- [EXERCISE AIM]
Look through the records below, count the lines with the word "мной", and reply with only the number.

# start of RECORDED DATA

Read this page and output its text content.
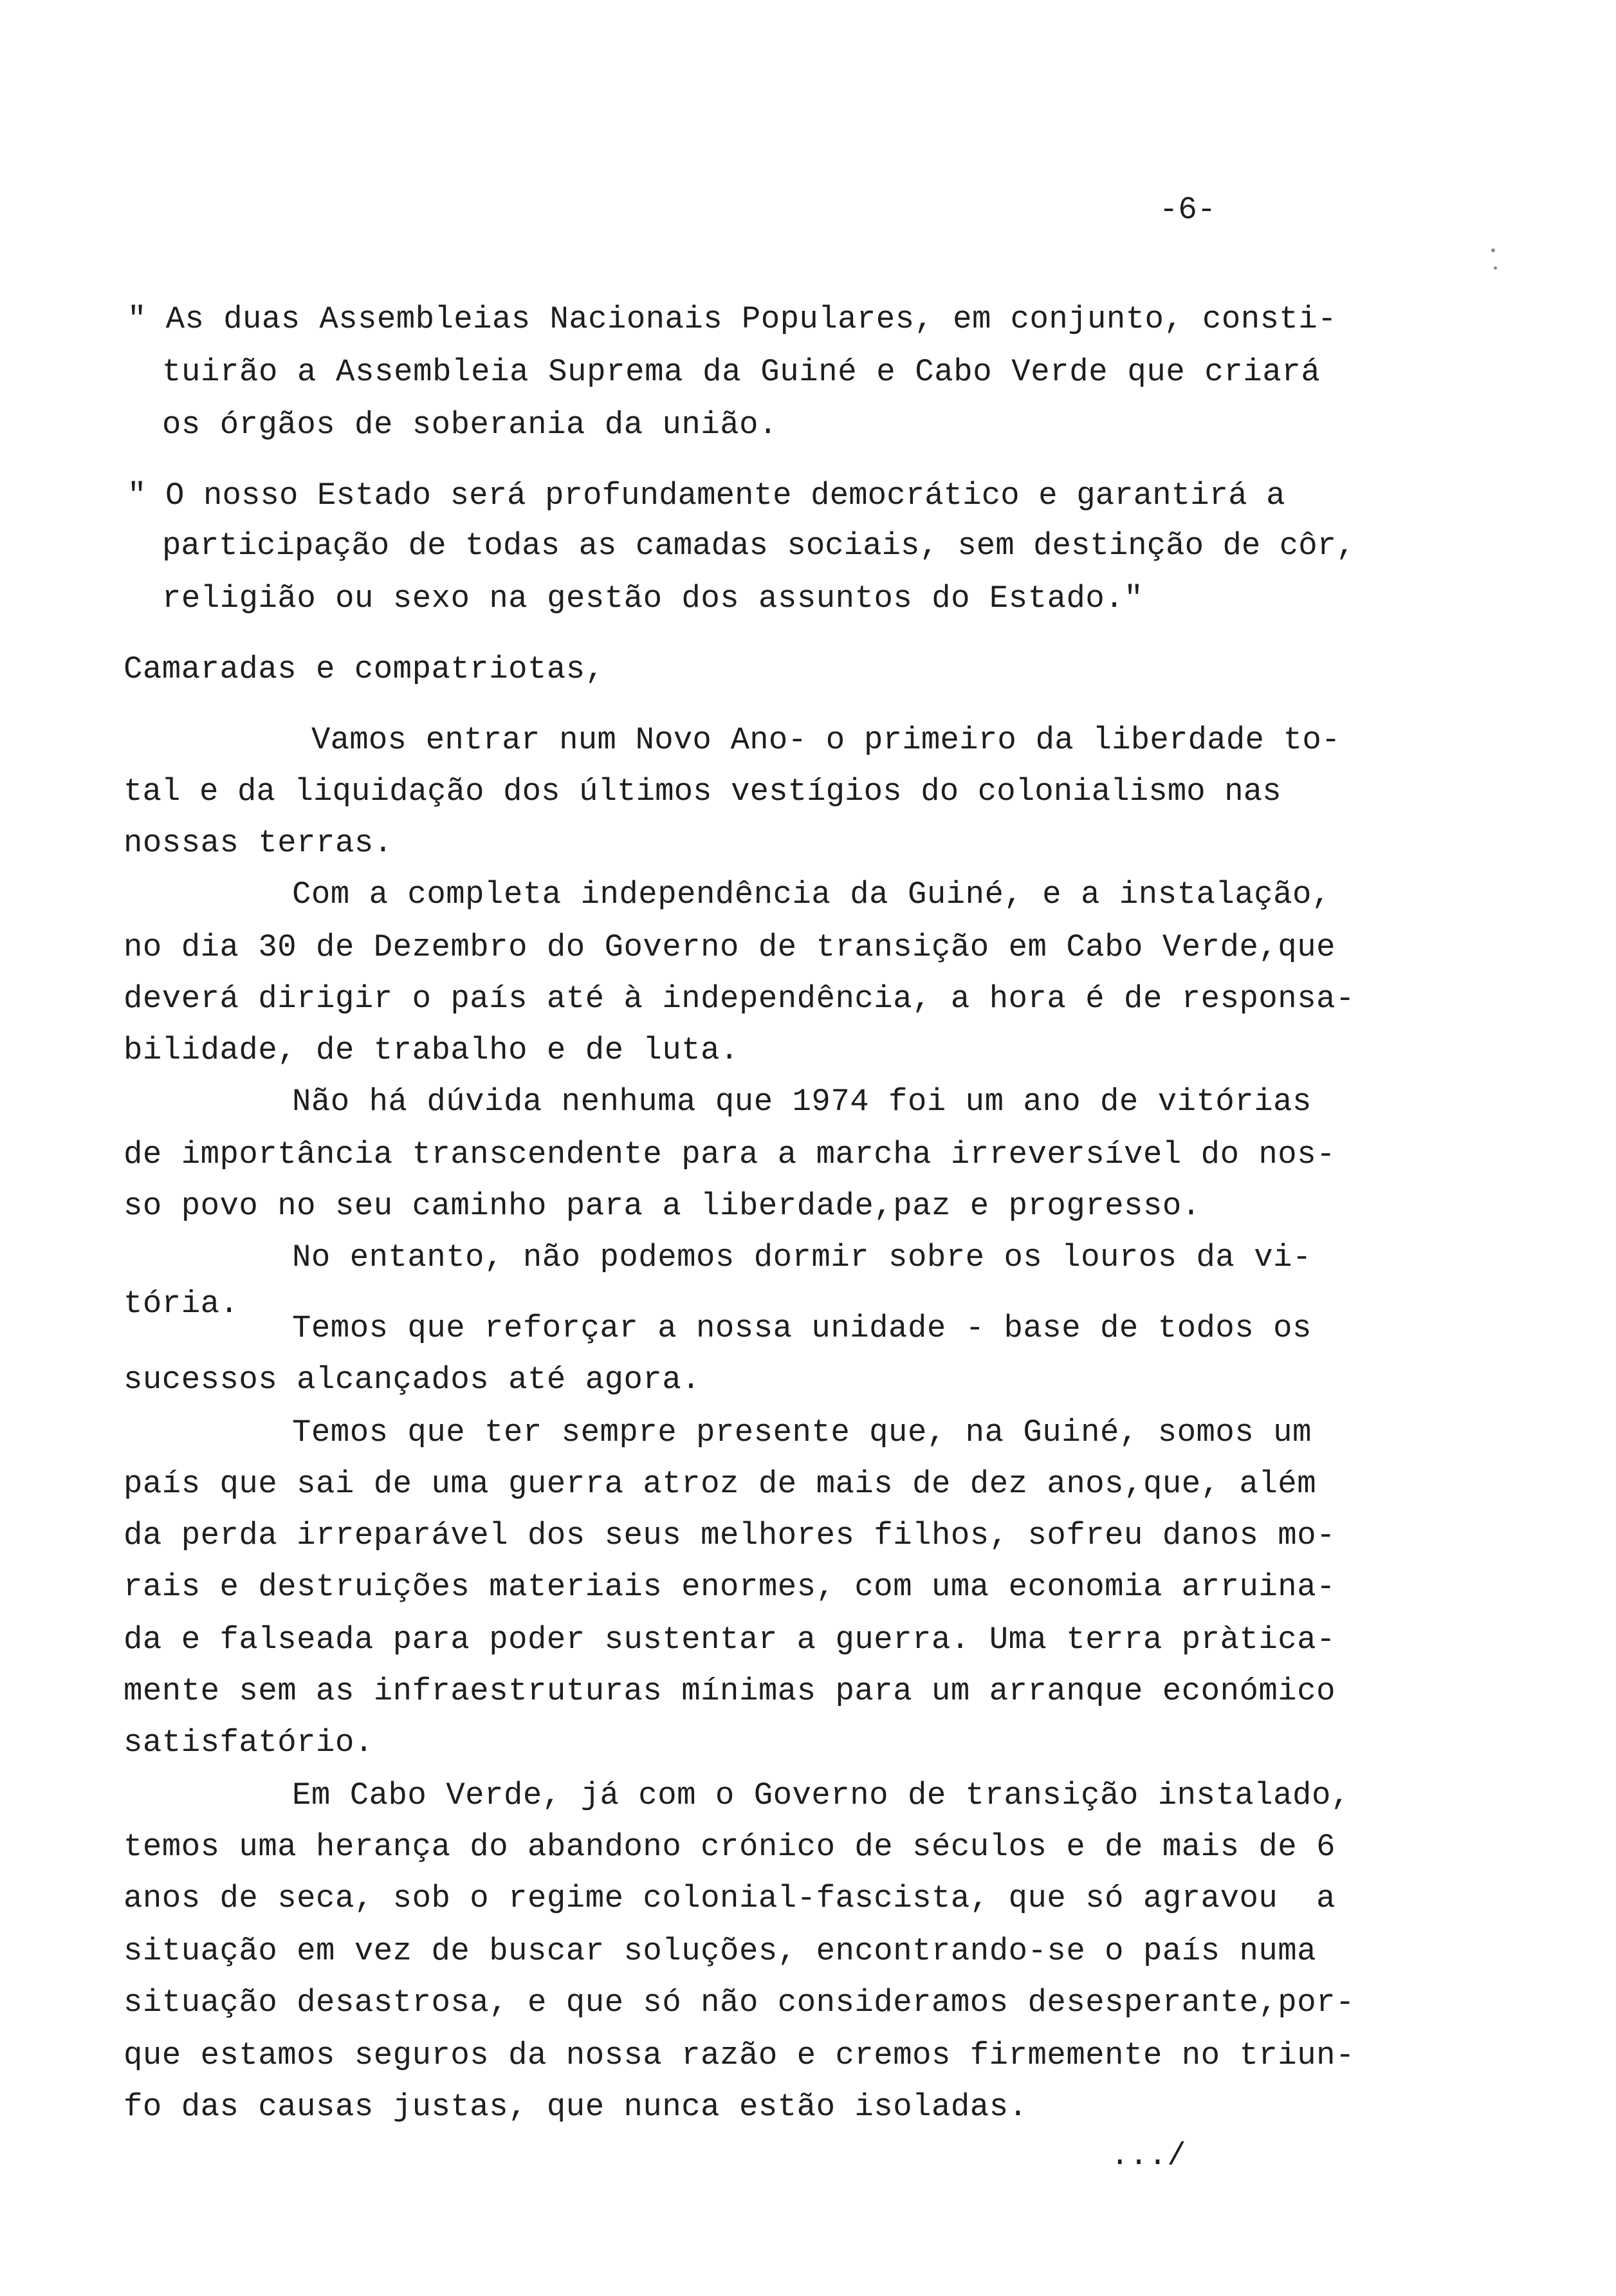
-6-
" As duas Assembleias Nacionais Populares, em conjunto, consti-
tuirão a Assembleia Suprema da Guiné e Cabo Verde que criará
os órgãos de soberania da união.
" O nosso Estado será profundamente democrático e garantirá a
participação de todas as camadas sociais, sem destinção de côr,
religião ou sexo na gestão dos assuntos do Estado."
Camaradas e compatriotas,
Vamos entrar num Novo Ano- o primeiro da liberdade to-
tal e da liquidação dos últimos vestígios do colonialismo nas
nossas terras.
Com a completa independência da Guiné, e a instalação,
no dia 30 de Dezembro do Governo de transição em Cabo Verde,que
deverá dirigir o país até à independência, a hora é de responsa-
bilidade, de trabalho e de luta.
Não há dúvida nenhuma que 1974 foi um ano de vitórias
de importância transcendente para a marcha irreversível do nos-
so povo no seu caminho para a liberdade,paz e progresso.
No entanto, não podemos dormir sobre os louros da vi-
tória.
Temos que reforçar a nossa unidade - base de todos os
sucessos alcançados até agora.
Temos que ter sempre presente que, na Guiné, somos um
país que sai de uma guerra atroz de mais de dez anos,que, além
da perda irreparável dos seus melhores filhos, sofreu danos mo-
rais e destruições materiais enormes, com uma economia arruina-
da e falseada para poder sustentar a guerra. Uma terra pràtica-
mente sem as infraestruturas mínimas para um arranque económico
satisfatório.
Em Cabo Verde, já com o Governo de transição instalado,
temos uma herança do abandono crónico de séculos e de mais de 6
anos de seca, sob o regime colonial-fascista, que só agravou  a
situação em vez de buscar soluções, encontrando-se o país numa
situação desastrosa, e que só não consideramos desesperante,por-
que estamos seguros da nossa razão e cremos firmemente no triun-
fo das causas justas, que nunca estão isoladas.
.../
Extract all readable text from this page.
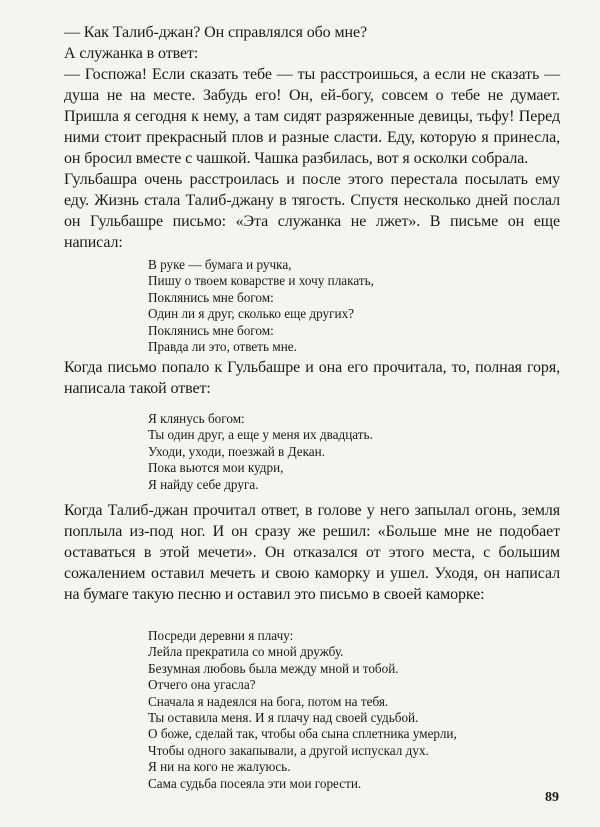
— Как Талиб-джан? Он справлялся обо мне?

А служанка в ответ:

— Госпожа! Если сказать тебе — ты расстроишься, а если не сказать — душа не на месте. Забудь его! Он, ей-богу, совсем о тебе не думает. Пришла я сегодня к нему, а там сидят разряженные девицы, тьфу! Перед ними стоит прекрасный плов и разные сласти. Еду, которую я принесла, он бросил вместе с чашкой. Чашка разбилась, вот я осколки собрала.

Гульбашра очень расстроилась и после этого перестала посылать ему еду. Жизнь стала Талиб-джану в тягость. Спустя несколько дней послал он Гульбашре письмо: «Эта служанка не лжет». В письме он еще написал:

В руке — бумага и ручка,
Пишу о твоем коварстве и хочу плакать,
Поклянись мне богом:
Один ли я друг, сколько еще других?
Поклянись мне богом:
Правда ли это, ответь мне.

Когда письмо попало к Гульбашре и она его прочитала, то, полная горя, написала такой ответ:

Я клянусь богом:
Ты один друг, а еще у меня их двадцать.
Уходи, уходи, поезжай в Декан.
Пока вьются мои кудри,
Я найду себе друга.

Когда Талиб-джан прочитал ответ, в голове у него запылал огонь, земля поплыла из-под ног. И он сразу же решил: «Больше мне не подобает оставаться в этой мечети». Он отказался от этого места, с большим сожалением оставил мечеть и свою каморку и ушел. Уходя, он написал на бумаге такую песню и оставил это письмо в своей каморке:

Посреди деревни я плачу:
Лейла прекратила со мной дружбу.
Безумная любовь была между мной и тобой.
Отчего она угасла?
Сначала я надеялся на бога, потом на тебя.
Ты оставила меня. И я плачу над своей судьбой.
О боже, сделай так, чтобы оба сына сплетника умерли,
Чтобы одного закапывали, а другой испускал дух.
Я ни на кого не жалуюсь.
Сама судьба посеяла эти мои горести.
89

# end of RECORDED DATA

- [RESPONSE TO THIS TASK]
2